[Given request]:
Print the entire listing. Each line must match the original exactly.

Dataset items
┌──

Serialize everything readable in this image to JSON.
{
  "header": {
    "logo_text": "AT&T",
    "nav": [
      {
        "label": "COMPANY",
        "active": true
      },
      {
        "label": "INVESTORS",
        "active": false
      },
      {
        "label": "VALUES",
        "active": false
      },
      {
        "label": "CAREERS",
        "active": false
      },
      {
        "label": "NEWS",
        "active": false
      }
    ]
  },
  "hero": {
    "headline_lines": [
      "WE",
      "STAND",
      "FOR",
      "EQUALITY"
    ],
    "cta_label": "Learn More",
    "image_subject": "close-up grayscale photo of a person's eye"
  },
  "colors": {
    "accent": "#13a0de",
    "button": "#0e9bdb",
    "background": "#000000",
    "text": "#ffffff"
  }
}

└──

[Response to this task]:
Serialize everything readable in this image to JSON.
{
  "header": {
    "logo_text": "AT&T",
    "nav": [
      {
        "label": "COMPANY",
        "active": true
      },
      {
        "label": "INVESTORS",
        "active": false
      },
      {
        "label": "VALUES",
        "active": false
      },
      {
        "label": "CAREERS",
        "active": false
      },
      {
        "label": "NEWS",
        "active": false
      }
    ]
  },
  "hero": {
    "headline_lines": [
      "WE",
      "STAND",
      "FOR",
      "EQUALITY"
    ],
    "cta_label": "Learn More",
    "image_subject": "close-up grayscale photo of a person's eye"
  },
  "colors": {
    "accent": "#13a0de",
    "button": "#0e9bdb",
    "background": "#000000",
    "text": "#ffffff"
  }
}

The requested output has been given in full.